• What needs to be done
Sift the material for lines containing "kunna", and return them.

• Records for this exercise

Start of Block

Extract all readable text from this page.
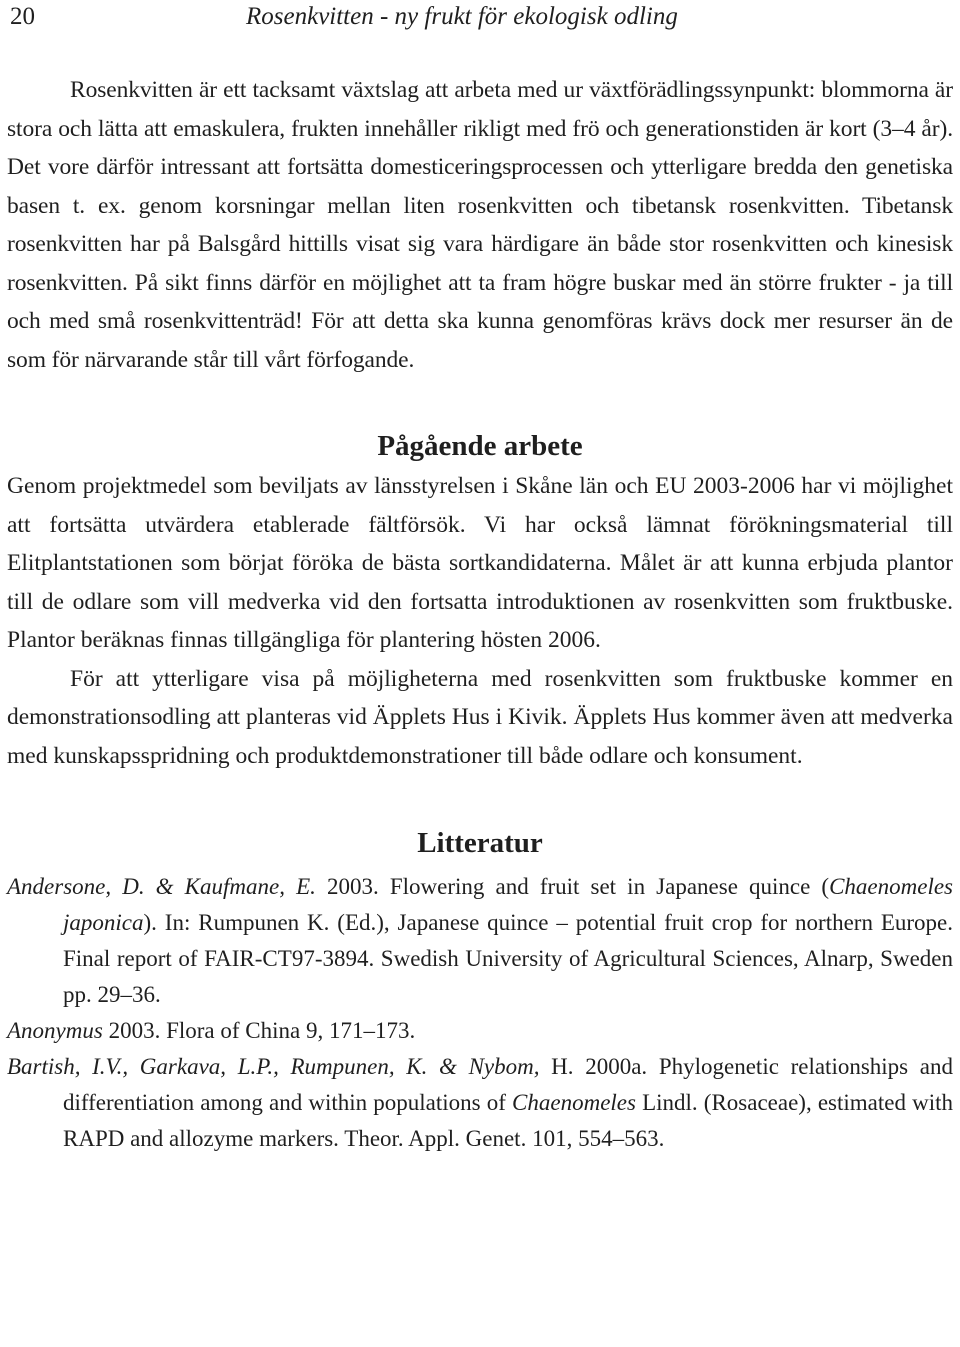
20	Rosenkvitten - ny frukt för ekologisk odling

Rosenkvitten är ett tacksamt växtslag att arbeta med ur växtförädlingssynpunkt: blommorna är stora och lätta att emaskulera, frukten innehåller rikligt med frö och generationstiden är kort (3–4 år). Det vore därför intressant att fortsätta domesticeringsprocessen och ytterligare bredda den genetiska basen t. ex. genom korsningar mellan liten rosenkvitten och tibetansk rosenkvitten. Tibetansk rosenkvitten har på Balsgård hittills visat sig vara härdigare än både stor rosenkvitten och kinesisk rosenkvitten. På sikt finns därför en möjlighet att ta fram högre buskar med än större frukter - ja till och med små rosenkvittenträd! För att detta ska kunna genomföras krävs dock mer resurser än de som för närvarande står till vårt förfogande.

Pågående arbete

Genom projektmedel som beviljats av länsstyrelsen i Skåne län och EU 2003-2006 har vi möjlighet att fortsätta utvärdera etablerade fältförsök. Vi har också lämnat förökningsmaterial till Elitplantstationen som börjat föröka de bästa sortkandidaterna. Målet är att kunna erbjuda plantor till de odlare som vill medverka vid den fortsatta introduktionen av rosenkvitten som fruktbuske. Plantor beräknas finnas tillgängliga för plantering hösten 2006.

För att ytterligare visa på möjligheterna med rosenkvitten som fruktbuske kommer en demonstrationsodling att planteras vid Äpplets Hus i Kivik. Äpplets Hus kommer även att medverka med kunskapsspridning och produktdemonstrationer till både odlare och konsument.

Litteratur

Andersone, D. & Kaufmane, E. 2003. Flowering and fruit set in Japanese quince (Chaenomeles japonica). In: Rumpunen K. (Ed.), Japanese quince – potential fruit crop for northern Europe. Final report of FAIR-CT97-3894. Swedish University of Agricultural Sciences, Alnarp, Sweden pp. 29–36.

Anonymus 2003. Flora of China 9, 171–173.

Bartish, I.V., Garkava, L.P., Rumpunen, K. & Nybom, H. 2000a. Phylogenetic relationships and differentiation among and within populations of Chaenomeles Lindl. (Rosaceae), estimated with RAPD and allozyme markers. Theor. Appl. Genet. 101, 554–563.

End of Block

• Finished exercise
Rosenkvitten är ett tacksamt växtslag att arbeta med ur växtförädlingssynpunkt: blommorna är stora och lätta att emaskulera, frukten innehåller rikligt med frö och generationstiden är kort (3–4 år). Det vore därför intressant att fortsätta domesticeringsprocessen och ytterligare bredda den genetiska basen t. ex. genom korsningar mellan liten rosenkvitten och tibetansk rosenkvitten. Tibetansk rosenkvitten har på Balsgård hittills visat sig vara härdigare än både stor rosenkvitten och kinesisk rosenkvitten. På sikt finns därför en möjlighet att ta fram högre buskar med än större frukter - ja till och med små rosenkvittenträd! För att detta ska kunna genomföras krävs dock mer resurser än de som för närvarande står till vårt förfogande.
Genom projektmedel som beviljats av länsstyrelsen i Skåne län och EU 2003-2006 har vi möjlighet att fortsätta utvärdera etablerade fältförsök. Vi har också lämnat förökningsmaterial till Elitplantstationen som börjat föröka de bästa sortkandidaterna. Målet är att kunna erbjuda plantor till de odlare som vill medverka vid den fortsatta introduktionen av rosenkvitten som fruktbuske. Plantor beräknas finnas tillgängliga för plantering hösten 2006.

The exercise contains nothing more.